* begin Rows *

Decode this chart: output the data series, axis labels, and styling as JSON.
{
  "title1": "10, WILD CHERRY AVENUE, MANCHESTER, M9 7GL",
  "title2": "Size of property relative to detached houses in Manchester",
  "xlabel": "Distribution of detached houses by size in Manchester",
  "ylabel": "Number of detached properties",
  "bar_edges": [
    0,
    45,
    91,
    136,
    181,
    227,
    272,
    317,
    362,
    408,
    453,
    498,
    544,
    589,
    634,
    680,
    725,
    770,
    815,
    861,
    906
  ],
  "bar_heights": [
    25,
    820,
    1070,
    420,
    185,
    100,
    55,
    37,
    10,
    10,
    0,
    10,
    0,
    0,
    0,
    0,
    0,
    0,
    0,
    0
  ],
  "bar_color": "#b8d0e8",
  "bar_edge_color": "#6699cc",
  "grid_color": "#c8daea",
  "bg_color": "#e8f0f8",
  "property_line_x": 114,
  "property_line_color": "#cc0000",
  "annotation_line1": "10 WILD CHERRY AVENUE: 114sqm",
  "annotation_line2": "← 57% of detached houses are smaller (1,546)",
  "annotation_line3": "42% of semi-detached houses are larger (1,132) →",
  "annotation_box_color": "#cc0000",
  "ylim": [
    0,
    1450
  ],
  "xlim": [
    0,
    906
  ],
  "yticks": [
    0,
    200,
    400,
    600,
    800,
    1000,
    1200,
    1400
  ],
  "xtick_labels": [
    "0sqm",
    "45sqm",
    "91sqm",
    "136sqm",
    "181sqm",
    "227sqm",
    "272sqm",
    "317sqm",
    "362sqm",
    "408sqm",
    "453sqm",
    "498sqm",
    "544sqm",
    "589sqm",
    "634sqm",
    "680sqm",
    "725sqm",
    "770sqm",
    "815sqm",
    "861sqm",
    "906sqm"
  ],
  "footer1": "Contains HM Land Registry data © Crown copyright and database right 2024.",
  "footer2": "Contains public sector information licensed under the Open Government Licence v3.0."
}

* end Rows *

** Required work **
Extract each record, keeping it identical to the original.

** Output for this exercise **
Decode this chart: output the data series, axis labels, and styling as JSON.
{
  "title1": "10, WILD CHERRY AVENUE, MANCHESTER, M9 7GL",
  "title2": "Size of property relative to detached houses in Manchester",
  "xlabel": "Distribution of detached houses by size in Manchester",
  "ylabel": "Number of detached properties",
  "bar_edges": [
    0,
    45,
    91,
    136,
    181,
    227,
    272,
    317,
    362,
    408,
    453,
    498,
    544,
    589,
    634,
    680,
    725,
    770,
    815,
    861,
    906
  ],
  "bar_heights": [
    25,
    820,
    1070,
    420,
    185,
    100,
    55,
    37,
    10,
    10,
    0,
    10,
    0,
    0,
    0,
    0,
    0,
    0,
    0,
    0
  ],
  "bar_color": "#b8d0e8",
  "bar_edge_color": "#6699cc",
  "grid_color": "#c8daea",
  "bg_color": "#e8f0f8",
  "property_line_x": 114,
  "property_line_color": "#cc0000",
  "annotation_line1": "10 WILD CHERRY AVENUE: 114sqm",
  "annotation_line2": "← 57% of detached houses are smaller (1,546)",
  "annotation_line3": "42% of semi-detached houses are larger (1,132) →",
  "annotation_box_color": "#cc0000",
  "ylim": [
    0,
    1450
  ],
  "xlim": [
    0,
    906
  ],
  "yticks": [
    0,
    200,
    400,
    600,
    800,
    1000,
    1200,
    1400
  ],
  "xtick_labels": [
    "0sqm",
    "45sqm",
    "91sqm",
    "136sqm",
    "181sqm",
    "227sqm",
    "272sqm",
    "317sqm",
    "362sqm",
    "408sqm",
    "453sqm",
    "498sqm",
    "544sqm",
    "589sqm",
    "634sqm",
    "680sqm",
    "725sqm",
    "770sqm",
    "815sqm",
    "861sqm",
    "906sqm"
  ],
  "footer1": "Contains HM Land Registry data © Crown copyright and database right 2024.",
  "footer2": "Contains public sector information licensed under the Open Government Licence v3.0."
}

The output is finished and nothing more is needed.